***** Material for this exercise *****

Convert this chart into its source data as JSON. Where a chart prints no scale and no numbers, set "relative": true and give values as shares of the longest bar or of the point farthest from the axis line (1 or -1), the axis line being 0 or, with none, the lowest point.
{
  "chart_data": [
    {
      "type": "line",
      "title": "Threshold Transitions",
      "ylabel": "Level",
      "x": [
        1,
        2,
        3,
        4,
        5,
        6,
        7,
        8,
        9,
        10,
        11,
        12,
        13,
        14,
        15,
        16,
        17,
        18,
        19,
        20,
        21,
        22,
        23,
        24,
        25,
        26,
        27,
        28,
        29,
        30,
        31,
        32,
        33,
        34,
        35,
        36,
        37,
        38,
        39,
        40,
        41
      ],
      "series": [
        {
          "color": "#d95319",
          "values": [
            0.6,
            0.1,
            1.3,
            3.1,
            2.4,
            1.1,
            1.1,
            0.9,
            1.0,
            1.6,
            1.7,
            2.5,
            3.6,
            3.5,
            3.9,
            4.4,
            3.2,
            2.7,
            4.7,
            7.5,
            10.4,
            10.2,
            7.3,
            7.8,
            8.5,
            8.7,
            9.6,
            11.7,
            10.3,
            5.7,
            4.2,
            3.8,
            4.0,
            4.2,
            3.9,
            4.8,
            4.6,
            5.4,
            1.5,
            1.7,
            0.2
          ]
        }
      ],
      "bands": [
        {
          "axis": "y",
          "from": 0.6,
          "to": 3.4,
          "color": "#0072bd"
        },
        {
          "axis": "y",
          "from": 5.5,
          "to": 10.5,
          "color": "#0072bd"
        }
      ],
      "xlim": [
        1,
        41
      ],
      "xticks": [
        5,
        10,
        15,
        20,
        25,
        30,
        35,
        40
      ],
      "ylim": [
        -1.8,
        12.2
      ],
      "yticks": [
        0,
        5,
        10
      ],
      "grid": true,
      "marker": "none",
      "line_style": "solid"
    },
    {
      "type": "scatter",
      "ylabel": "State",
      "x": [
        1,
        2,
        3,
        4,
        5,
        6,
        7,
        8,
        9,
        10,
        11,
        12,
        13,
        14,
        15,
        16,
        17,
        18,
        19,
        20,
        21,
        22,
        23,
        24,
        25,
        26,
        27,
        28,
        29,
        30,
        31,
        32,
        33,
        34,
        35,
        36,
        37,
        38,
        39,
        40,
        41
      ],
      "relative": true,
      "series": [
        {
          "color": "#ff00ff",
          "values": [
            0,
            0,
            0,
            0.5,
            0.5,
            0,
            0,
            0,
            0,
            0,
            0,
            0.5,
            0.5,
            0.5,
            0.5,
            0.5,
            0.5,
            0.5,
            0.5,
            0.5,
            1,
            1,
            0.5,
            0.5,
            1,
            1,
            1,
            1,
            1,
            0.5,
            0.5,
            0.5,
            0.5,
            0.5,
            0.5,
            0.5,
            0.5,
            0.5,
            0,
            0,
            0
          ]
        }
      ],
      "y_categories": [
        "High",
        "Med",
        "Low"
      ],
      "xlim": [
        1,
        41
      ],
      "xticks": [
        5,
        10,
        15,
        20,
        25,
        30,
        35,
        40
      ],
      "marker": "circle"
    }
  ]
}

*****

What is required: Indicate how many lines of the material contain the string "relative", giving the number and nothing more.

Exercise response: 2